== TASK DESCRIPTION ==
Each line containing the word "Πρόνοιας" must be reported.

== DATA SUPPLIED ==
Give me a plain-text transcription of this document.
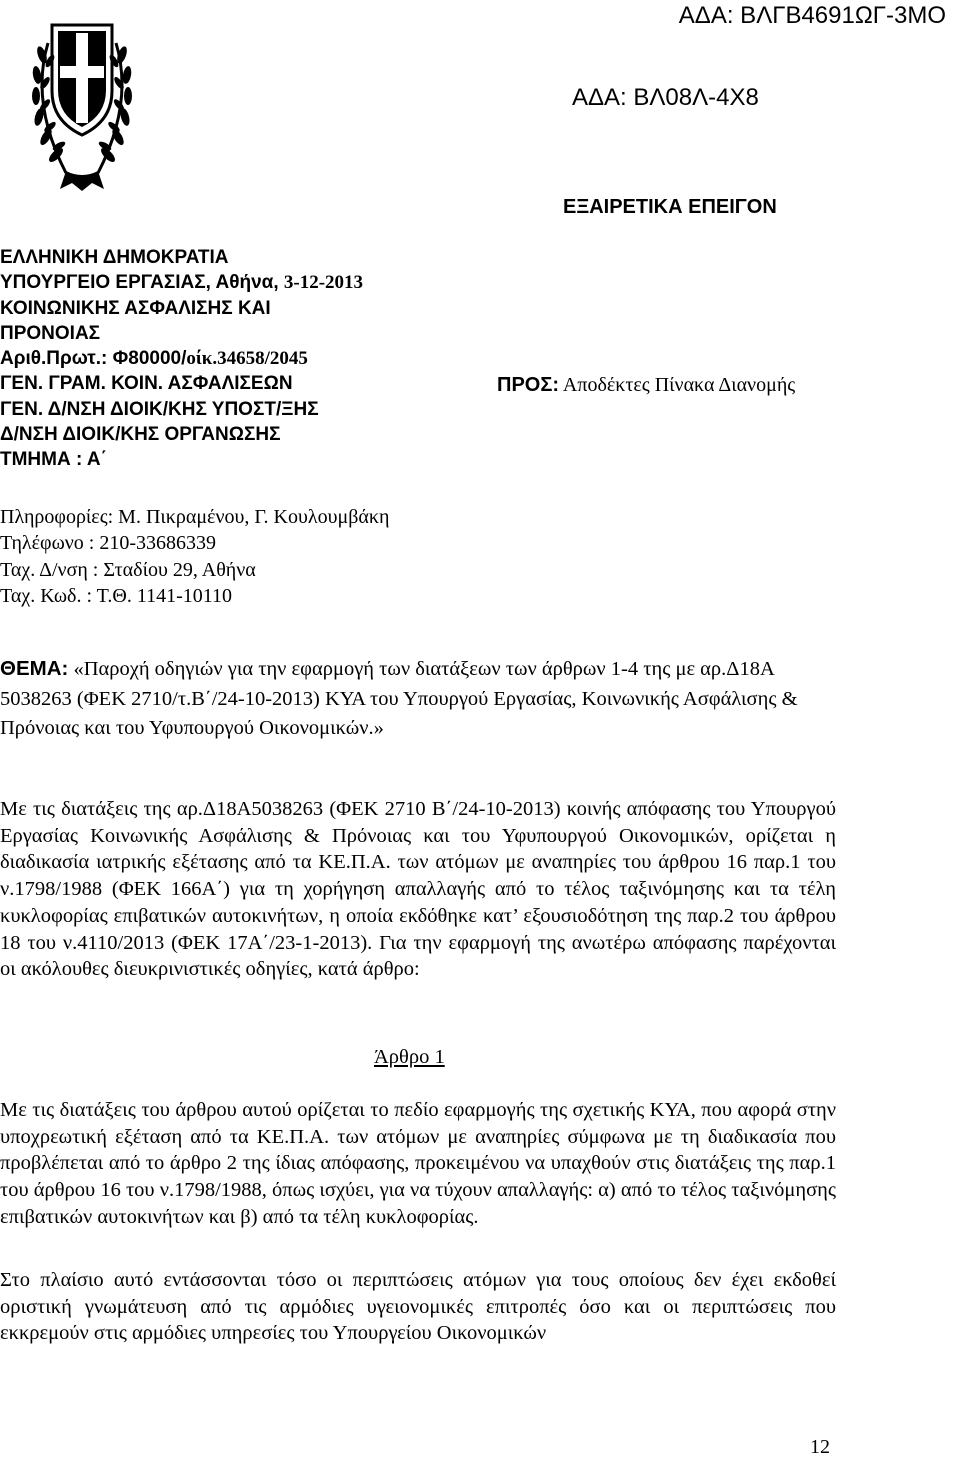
ΑΔΑ: ΒΛΓΒ4691ΩΓ-3ΜΟ
ΑΔΑ: ΒΛ08Λ-4Χ8
ΕΞΑΙΡΕΤΙΚΑ ΕΠΕΙΓΟΝ
ΕΛΛΗΝΙΚΗ ΔΗΜΟΚΡΑΤΙΑ
ΥΠΟΥΡΓΕΙΟ ΕΡΓΑΣΙΑΣ, Αθήνα, 3-12-2013
ΚΟΙΝΩΝΙΚΗΣ ΑΣΦΑΛΙΣΗΣ ΚΑΙ
ΠΡΟΝΟΙΑΣ
Αριθ.Πρωτ.: Φ80000/οίκ.34658/2045
ΓΕΝ. ΓΡΑΜ. ΚΟΙΝ. ΑΣΦΑΛΙΣΕΩΝ
ΓΕΝ. Δ/ΝΣΗ ΔΙΟΙΚ/ΚΗΣ ΥΠΟΣΤ/ΞΗΣ
Δ/ΝΣΗ ΔΙΟΙΚ/ΚΗΣ ΟΡΓΑΝΩΣΗΣ
ΤΜΗΜΑ : Α΄
ΠΡΟΣ: Αποδέκτες Πίνακα Διανομής
Πληροφορίες: Μ. Πικραμένου, Γ. Κουλουμβάκη
Τηλέφωνο : 210-33686339
Ταχ. Δ/νση : Σταδίου 29, Αθήνα
Ταχ. Κωδ. : Τ.Θ. 1141-10110
ΘΕΜΑ: «Παροχή οδηγιών για την εφαρμογή των διατάξεων των άρθρων 1-4 της με αρ.Δ18Α 5038263 (ΦΕΚ 2710/τ.Β΄/24-10-2013) ΚΥΑ του Υπουργού Εργασίας, Κοινωνικής Ασφάλισης & Πρόνοιας και του Υφυπουργού Οικονομικών.»
Με τις διατάξεις της αρ.Δ18Α5038263 (ΦΕΚ 2710 Β΄/24-10-2013) κοινής απόφασης του Υπουργού Εργασίας Κοινωνικής Ασφάλισης & Πρόνοιας και του Υφυπουργού Οικονομικών, ορίζεται η διαδικασία ιατρικής εξέτασης από τα ΚΕ.Π.Α. των ατόμων με αναπηρίες του άρθρου 16 παρ.1 του ν.1798/1988 (ΦΕΚ 166Α΄) για τη χορήγηση απαλλαγής από το τέλος ταξινόμησης και τα τέλη κυκλοφορίας επιβατικών αυτοκινήτων, η οποία εκδόθηκε κατ’ εξουσιοδότηση της παρ.2 του άρθρου 18 του ν.4110/2013 (ΦΕΚ 17Α΄/23-1-2013). Για την εφαρμογή της ανωτέρω απόφασης παρέχονται οι ακόλουθες διευκρινιστικές οδηγίες, κατά άρθρο:
Άρθρο 1
Με τις διατάξεις του άρθρου αυτού ορίζεται το πεδίο εφαρμογής της σχετικής ΚΥΑ, που αφορά στην υποχρεωτική εξέταση από τα ΚΕ.Π.Α. των ατόμων με αναπηρίες σύμφωνα με τη διαδικασία που προβλέπεται από το άρθρο 2 της ίδιας απόφασης, προκειμένου να υπαχθούν στις διατάξεις της παρ.1 του άρθρου 16 του ν.1798/1988, όπως ισχύει, για να τύχουν απαλλαγής: α) από το τέλος ταξινόμησης επιβατικών αυτοκινήτων και β) από τα τέλη κυκλοφορίας.
Στο πλαίσιο αυτό εντάσσονται τόσο οι περιπτώσεις ατόμων για τους οποίους δεν έχει εκδοθεί οριστική γνωμάτευση από τις αρμόδιες υγειονομικές επιτροπές όσο και οι περιπτώσεις που εκκρεμούν στις αρμόδιες υπηρεσίες του Υπουργείου Οικονομικών
12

== SOLUTION ==
ΘΕΜΑ: «Παροχή οδηγιών για την εφαρμογή των διατάξεων των άρθρων 1-4 της με αρ.Δ18Α 5038263 (ΦΕΚ 2710/τ.Β΄/24-10-2013) ΚΥΑ του Υπουργού Εργασίας, Κοινωνικής Ασφάλισης & Πρόνοιας και του Υφυπουργού Οικονομικών.»
Με τις διατάξεις της αρ.Δ18Α5038263 (ΦΕΚ 2710 Β΄/24-10-2013) κοινής απόφασης του Υπουργού Εργασίας Κοινωνικής Ασφάλισης & Πρόνοιας και του Υφυπουργού Οικονομικών, ορίζεται η διαδικασία ιατρικής εξέτασης από τα ΚΕ.Π.Α. των ατόμων με αναπηρίες του άρθρου 16 παρ.1 του ν.1798/1988 (ΦΕΚ 166Α΄) για τη χορήγηση απαλλαγής από το τέλος ταξινόμησης και τα τέλη κυκλοφορίας επιβατικών αυτοκινήτων, η οποία εκδόθηκε κατ’ εξουσιοδότηση της παρ.2 του άρθρου 18 του ν.4110/2013 (ΦΕΚ 17Α΄/23-1-2013). Για την εφαρμογή της ανωτέρω απόφασης παρέχονται οι ακόλουθες διευκρινιστικές οδηγίες, κατά άρθρο:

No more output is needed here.